## Challenge
Copy out the entries in full and with complete accuracy; pictures are excluded.

## Data
** begin **
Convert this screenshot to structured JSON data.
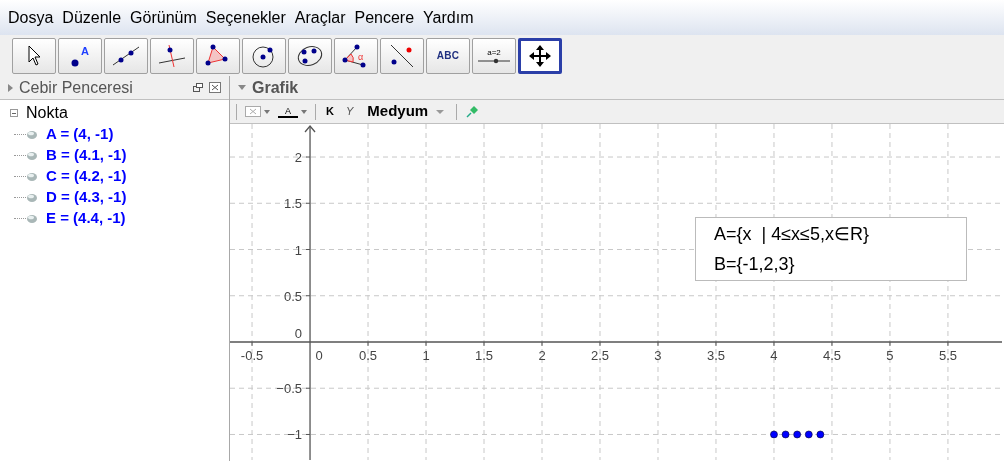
{
  "menu": [
    "Dosya",
    "Düzenle",
    "Görünüm",
    "Seçenekler",
    "Araçlar",
    "Pencere",
    "Yardım"
  ],
  "toolbar": [
    {
      "kind": "move",
      "selected": false
    },
    {
      "kind": "point",
      "label": "A",
      "selected": false
    },
    {
      "kind": "line",
      "selected": false
    },
    {
      "kind": "perpendicular",
      "selected": false
    },
    {
      "kind": "polygon",
      "selected": false
    },
    {
      "kind": "circle",
      "selected": false
    },
    {
      "kind": "conic",
      "selected": false
    },
    {
      "kind": "angle",
      "label": "α",
      "selected": false
    },
    {
      "kind": "reflect",
      "selected": false
    },
    {
      "kind": "text",
      "label": "ABC",
      "selected": false
    },
    {
      "kind": "slider",
      "label": "a=2",
      "selected": false
    },
    {
      "kind": "pan",
      "selected": true
    }
  ],
  "algebra": {
    "title": "Cebir Penceresi",
    "groups": [
      {
        "label": "Nokta",
        "expanded": true,
        "children": [
          {
            "text": "A = (4, -1)",
            "color": "#0000ff"
          },
          {
            "text": "B = (4.1, -1)",
            "color": "#0000ff"
          },
          {
            "text": "C = (4.2, -1)",
            "color": "#0000ff"
          },
          {
            "text": "D = (4.3, -1)",
            "color": "#0000ff"
          },
          {
            "text": "E = (4.4, -1)",
            "color": "#0000ff"
          }
        ]
      }
    ]
  },
  "graphics": {
    "title": "Grafik",
    "style_bar": {
      "color_label": "A",
      "bold": "K",
      "italic": "Y",
      "size": "Medyum"
    },
    "text_box": [
      "A={x  | 4≤x≤5,x∈R}",
      "B={-1,2,3}"
    ],
    "chart_data": {
      "type": "scatter",
      "x": [
        4,
        4.1,
        4.2,
        4.3,
        4.4
      ],
      "series": [
        {
          "color": "#0000ff",
          "values": [
            -1,
            -1,
            -1,
            -1,
            -1
          ]
        }
      ],
      "grid": true,
      "xlim": [
        -0.69,
        5.966
      ],
      "ylim": [
        -1.276,
        2.357
      ],
      "xticks": [
        -0.5,
        0.5,
        1,
        1.5,
        2,
        2.5,
        3,
        3.5,
        4,
        4.5,
        5,
        5.5
      ],
      "yticks": [
        2,
        1.5,
        1,
        0.5,
        {
          "value": -0.5,
          "label": "−0.5"
        },
        {
          "value": -1,
          "label": "−1"
        }
      ]
    },
    "x_origin_label": "0",
    "y_origin_label": "0"
  }
}
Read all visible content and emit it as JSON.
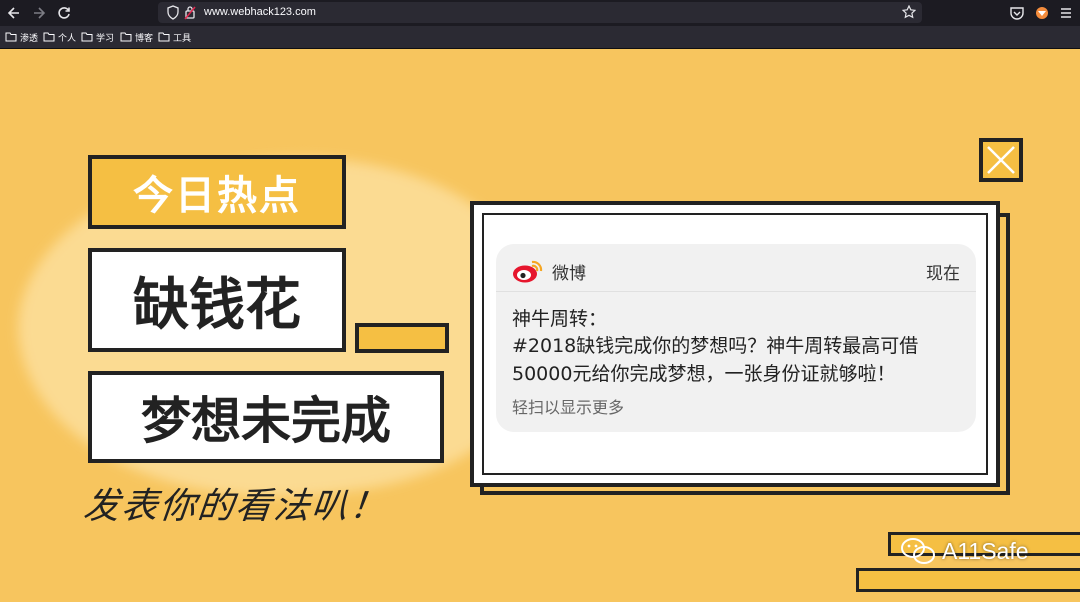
** end **
## Output of the exercise
Convert this screenshot to structured JSON data.
{
  "menu": [
    "Dosya",
    "Düzenle",
    "Görünüm",
    "Seçenekler",
    "Araçlar",
    "Pencere",
    "Yardım"
  ],
  "toolbar": [
    {
      "kind": "move",
      "selected": false
    },
    {
      "kind": "point",
      "label": "A",
      "selected": false
    },
    {
      "kind": "line",
      "selected": false
    },
    {
      "kind": "perpendicular",
      "selected": false
    },
    {
      "kind": "polygon",
      "selected": false
    },
    {
      "kind": "circle",
      "selected": false
    },
    {
      "kind": "conic",
      "selected": false
    },
    {
      "kind": "angle",
      "label": "α",
      "selected": false
    },
    {
      "kind": "reflect",
      "selected": false
    },
    {
      "kind": "text",
      "label": "ABC",
      "selected": false
    },
    {
      "kind": "slider",
      "label": "a=2",
      "selected": false
    },
    {
      "kind": "pan",
      "selected": true
    }
  ],
  "algebra": {
    "title": "Cebir Penceresi",
    "groups": [
      {
        "label": "Nokta",
        "expanded": true,
        "children": [
          {
            "text": "A = (4, -1)",
            "color": "#0000ff"
          },
          {
            "text": "B = (4.1, -1)",
            "color": "#0000ff"
          },
          {
            "text": "C = (4.2, -1)",
            "color": "#0000ff"
          },
          {
            "text": "D = (4.3, -1)",
            "color": "#0000ff"
          },
          {
            "text": "E = (4.4, -1)",
            "color": "#0000ff"
          }
        ]
      }
    ]
  },
  "graphics": {
    "title": "Grafik",
    "style_bar": {
      "color_label": "A",
      "bold": "K",
      "italic": "Y",
      "size": "Medyum"
    },
    "text_box": [
      "A={x  | 4≤x≤5,x∈R}",
      "B={-1,2,3}"
    ],
    "chart_data": {
      "type": "scatter",
      "x": [
        4,
        4.1,
        4.2,
        4.3,
        4.4
      ],
      "series": [
        {
          "color": "#0000ff",
          "values": [
            -1,
            -1,
            -1,
            -1,
            -1
          ]
        }
      ],
      "grid": true,
      "xlim": [
        -0.69,
        5.966
      ],
      "ylim": [
        -1.276,
        2.357
      ],
      "xticks": [
        -0.5,
        0.5,
        1,
        1.5,
        2,
        2.5,
        3,
        3.5,
        4,
        4.5,
        5,
        5.5
      ],
      "yticks": [
        2,
        1.5,
        1,
        0.5,
        {
          "value": -0.5,
          "label": "−0.5"
        },
        {
          "value": -1,
          "label": "−1"
        }
      ]
    },
    "x_origin_label": "0",
    "y_origin_label": "0"
  }
}
Read all visible content and emit it as JSON.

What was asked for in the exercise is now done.